__TASK REQUIREMENTS__. Repeat the entire listing exactly.

—————

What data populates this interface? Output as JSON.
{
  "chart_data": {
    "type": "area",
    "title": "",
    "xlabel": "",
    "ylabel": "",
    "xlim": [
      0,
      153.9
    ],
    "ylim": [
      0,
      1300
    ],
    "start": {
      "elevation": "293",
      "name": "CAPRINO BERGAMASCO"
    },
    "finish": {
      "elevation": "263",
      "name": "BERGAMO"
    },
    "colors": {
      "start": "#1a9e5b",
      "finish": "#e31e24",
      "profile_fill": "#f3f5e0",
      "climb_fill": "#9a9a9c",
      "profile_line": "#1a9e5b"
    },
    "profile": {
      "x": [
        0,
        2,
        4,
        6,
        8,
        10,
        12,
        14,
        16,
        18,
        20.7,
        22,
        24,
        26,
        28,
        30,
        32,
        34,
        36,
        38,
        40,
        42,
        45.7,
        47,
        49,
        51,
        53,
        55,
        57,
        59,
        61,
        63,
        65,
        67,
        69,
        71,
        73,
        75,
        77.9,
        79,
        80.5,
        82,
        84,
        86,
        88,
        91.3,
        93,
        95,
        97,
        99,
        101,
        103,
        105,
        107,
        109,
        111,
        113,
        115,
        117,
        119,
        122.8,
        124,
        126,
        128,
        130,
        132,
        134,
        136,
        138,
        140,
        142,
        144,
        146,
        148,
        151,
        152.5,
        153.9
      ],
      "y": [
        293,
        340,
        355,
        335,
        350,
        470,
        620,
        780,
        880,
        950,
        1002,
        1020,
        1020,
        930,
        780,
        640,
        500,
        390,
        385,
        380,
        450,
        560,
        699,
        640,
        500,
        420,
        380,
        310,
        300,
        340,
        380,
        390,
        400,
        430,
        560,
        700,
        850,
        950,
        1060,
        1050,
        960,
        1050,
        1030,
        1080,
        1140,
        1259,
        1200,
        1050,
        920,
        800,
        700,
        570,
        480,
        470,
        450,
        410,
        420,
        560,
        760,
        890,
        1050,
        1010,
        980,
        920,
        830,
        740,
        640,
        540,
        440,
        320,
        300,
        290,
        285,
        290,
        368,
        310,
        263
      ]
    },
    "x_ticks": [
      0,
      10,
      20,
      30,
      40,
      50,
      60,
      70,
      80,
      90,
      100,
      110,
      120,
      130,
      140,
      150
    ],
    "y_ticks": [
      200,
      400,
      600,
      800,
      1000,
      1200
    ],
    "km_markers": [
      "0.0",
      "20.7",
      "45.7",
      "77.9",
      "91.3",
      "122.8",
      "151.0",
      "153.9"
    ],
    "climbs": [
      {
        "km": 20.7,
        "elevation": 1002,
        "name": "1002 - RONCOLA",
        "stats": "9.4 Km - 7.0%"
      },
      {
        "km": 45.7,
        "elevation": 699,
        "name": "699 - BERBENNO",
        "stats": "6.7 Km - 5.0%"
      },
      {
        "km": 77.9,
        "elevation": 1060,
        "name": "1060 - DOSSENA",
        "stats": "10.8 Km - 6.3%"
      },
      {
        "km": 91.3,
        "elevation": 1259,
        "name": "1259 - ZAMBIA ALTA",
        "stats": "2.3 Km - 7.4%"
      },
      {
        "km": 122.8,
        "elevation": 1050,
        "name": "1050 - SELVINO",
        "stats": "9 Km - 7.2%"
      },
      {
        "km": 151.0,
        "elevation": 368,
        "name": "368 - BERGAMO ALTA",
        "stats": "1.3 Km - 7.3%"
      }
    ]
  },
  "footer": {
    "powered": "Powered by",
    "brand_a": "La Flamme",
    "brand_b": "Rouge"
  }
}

—————

__THE REPLY__.
What data populates this interface? Output as JSON.
{
  "chart_data": {
    "type": "area",
    "title": "",
    "xlabel": "",
    "ylabel": "",
    "xlim": [
      0,
      153.9
    ],
    "ylim": [
      0,
      1300
    ],
    "start": {
      "elevation": "293",
      "name": "CAPRINO BERGAMASCO"
    },
    "finish": {
      "elevation": "263",
      "name": "BERGAMO"
    },
    "colors": {
      "start": "#1a9e5b",
      "finish": "#e31e24",
      "profile_fill": "#f3f5e0",
      "climb_fill": "#9a9a9c",
      "profile_line": "#1a9e5b"
    },
    "profile": {
      "x": [
        0,
        2,
        4,
        6,
        8,
        10,
        12,
        14,
        16,
        18,
        20.7,
        22,
        24,
        26,
        28,
        30,
        32,
        34,
        36,
        38,
        40,
        42,
        45.7,
        47,
        49,
        51,
        53,
        55,
        57,
        59,
        61,
        63,
        65,
        67,
        69,
        71,
        73,
        75,
        77.9,
        79,
        80.5,
        82,
        84,
        86,
        88,
        91.3,
        93,
        95,
        97,
        99,
        101,
        103,
        105,
        107,
        109,
        111,
        113,
        115,
        117,
        119,
        122.8,
        124,
        126,
        128,
        130,
        132,
        134,
        136,
        138,
        140,
        142,
        144,
        146,
        148,
        151,
        152.5,
        153.9
      ],
      "y": [
        293,
        340,
        355,
        335,
        350,
        470,
        620,
        780,
        880,
        950,
        1002,
        1020,
        1020,
        930,
        780,
        640,
        500,
        390,
        385,
        380,
        450,
        560,
        699,
        640,
        500,
        420,
        380,
        310,
        300,
        340,
        380,
        390,
        400,
        430,
        560,
        700,
        850,
        950,
        1060,
        1050,
        960,
        1050,
        1030,
        1080,
        1140,
        1259,
        1200,
        1050,
        920,
        800,
        700,
        570,
        480,
        470,
        450,
        410,
        420,
        560,
        760,
        890,
        1050,
        1010,
        980,
        920,
        830,
        740,
        640,
        540,
        440,
        320,
        300,
        290,
        285,
        290,
        368,
        310,
        263
      ]
    },
    "x_ticks": [
      0,
      10,
      20,
      30,
      40,
      50,
      60,
      70,
      80,
      90,
      100,
      110,
      120,
      130,
      140,
      150
    ],
    "y_ticks": [
      200,
      400,
      600,
      800,
      1000,
      1200
    ],
    "km_markers": [
      "0.0",
      "20.7",
      "45.7",
      "77.9",
      "91.3",
      "122.8",
      "151.0",
      "153.9"
    ],
    "climbs": [
      {
        "km": 20.7,
        "elevation": 1002,
        "name": "1002 - RONCOLA",
        "stats": "9.4 Km - 7.0%"
      },
      {
        "km": 45.7,
        "elevation": 699,
        "name": "699 - BERBENNO",
        "stats": "6.7 Km - 5.0%"
      },
      {
        "km": 77.9,
        "elevation": 1060,
        "name": "1060 - DOSSENA",
        "stats": "10.8 Km - 6.3%"
      },
      {
        "km": 91.3,
        "elevation": 1259,
        "name": "1259 - ZAMBIA ALTA",
        "stats": "2.3 Km - 7.4%"
      },
      {
        "km": 122.8,
        "elevation": 1050,
        "name": "1050 - SELVINO",
        "stats": "9 Km - 7.2%"
      },
      {
        "km": 151.0,
        "elevation": 368,
        "name": "368 - BERGAMO ALTA",
        "stats": "1.3 Km - 7.3%"
      }
    ]
  },
  "footer": {
    "powered": "Powered by",
    "brand_a": "La Flamme",
    "brand_b": "Rouge"
  }
}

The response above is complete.